→ **Task statement**: Determine which lines of the records include the word "Strikes", and copy them.

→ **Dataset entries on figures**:
——————————
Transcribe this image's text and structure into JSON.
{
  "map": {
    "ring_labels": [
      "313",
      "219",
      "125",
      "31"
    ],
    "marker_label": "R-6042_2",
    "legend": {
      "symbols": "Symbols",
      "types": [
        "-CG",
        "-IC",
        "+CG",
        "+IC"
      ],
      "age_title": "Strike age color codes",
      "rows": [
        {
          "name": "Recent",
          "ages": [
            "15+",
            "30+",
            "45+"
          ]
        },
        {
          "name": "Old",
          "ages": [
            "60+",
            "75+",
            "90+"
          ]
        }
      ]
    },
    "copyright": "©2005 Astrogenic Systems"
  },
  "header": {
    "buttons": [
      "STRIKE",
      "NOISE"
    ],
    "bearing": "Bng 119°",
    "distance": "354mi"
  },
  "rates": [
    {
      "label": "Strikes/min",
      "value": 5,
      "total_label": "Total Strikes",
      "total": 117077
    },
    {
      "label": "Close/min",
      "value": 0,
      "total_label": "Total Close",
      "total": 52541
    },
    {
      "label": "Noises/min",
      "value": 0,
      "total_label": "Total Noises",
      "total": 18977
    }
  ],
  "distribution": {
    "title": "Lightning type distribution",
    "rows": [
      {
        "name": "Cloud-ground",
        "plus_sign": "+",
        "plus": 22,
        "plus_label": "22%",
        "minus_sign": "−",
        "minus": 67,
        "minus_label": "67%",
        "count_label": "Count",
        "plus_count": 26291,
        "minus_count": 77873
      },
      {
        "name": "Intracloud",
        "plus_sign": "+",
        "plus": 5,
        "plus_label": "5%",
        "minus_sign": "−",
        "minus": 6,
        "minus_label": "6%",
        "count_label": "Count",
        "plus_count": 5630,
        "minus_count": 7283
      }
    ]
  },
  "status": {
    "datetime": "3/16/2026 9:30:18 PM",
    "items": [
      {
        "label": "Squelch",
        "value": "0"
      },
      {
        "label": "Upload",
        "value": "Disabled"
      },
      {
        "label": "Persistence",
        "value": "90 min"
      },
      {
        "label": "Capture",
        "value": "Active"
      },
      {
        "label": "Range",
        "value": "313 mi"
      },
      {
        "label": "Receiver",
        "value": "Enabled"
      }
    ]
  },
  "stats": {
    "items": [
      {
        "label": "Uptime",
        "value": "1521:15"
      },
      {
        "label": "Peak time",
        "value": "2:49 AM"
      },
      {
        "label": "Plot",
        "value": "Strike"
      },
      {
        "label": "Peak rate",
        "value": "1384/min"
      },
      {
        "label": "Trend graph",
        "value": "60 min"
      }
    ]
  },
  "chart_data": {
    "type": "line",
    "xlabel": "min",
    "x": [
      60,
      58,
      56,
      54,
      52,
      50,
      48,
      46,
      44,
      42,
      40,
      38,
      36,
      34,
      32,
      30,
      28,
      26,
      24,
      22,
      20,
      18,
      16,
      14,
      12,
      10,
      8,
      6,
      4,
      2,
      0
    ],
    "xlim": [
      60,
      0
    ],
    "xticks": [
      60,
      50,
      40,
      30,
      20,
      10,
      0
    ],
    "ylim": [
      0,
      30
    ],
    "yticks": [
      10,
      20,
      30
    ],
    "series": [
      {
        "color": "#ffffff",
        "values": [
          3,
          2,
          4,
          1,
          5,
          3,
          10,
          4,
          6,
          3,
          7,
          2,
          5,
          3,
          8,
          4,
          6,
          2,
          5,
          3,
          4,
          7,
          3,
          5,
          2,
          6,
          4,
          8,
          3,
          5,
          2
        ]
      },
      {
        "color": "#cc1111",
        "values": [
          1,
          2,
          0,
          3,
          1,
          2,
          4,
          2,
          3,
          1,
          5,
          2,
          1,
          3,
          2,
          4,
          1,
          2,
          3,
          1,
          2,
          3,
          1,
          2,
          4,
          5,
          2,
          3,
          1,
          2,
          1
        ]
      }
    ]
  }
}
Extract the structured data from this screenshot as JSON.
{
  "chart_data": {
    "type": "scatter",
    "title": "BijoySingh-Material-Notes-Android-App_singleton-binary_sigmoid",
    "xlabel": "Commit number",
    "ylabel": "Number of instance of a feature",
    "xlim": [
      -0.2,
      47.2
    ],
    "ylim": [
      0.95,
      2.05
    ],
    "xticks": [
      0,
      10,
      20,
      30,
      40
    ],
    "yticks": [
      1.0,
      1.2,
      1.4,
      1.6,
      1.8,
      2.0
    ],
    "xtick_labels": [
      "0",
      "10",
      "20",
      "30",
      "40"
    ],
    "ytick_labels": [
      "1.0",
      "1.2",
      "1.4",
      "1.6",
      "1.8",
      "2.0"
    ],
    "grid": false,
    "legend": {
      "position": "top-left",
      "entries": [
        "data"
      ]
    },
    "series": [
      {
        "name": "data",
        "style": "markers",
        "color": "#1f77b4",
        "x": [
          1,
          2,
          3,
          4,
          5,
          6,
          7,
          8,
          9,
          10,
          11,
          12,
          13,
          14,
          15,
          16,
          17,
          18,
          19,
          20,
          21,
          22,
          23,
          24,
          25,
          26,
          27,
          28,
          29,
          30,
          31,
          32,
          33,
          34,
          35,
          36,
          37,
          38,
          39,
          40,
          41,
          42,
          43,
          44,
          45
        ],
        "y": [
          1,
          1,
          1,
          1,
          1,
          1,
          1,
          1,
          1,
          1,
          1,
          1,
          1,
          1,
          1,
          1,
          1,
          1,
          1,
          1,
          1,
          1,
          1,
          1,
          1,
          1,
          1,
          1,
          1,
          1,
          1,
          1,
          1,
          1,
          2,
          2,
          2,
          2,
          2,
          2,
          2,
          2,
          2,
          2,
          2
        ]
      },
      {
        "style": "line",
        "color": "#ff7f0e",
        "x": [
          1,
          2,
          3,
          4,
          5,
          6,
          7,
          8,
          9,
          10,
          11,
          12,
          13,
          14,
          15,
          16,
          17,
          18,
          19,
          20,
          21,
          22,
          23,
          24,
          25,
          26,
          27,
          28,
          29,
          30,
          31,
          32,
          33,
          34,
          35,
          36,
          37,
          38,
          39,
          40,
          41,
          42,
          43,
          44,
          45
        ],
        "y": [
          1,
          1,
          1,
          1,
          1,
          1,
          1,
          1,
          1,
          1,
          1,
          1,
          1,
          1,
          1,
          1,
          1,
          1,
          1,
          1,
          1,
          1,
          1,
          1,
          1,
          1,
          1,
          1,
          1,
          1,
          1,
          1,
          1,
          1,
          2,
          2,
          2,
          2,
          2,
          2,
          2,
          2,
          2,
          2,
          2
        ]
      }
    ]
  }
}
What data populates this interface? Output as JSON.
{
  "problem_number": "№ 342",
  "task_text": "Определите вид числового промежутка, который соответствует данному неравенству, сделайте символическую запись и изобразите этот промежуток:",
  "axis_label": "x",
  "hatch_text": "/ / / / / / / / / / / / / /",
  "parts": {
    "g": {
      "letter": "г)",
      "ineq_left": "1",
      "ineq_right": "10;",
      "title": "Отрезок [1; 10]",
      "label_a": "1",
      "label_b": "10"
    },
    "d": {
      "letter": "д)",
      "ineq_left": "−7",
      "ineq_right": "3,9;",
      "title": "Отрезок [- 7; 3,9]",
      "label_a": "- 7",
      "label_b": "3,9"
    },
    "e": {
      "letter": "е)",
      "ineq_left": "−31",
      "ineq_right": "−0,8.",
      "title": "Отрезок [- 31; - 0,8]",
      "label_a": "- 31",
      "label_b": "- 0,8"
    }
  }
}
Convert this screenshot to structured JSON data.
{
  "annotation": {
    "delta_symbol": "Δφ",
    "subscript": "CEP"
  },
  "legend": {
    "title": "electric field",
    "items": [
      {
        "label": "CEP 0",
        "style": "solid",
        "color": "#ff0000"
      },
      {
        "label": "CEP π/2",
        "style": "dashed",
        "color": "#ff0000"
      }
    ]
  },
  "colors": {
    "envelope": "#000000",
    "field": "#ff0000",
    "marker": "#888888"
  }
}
——————————
→ **Output for this exercise**:
      "label": "Strikes/min",
      "total_label": "Total Strikes",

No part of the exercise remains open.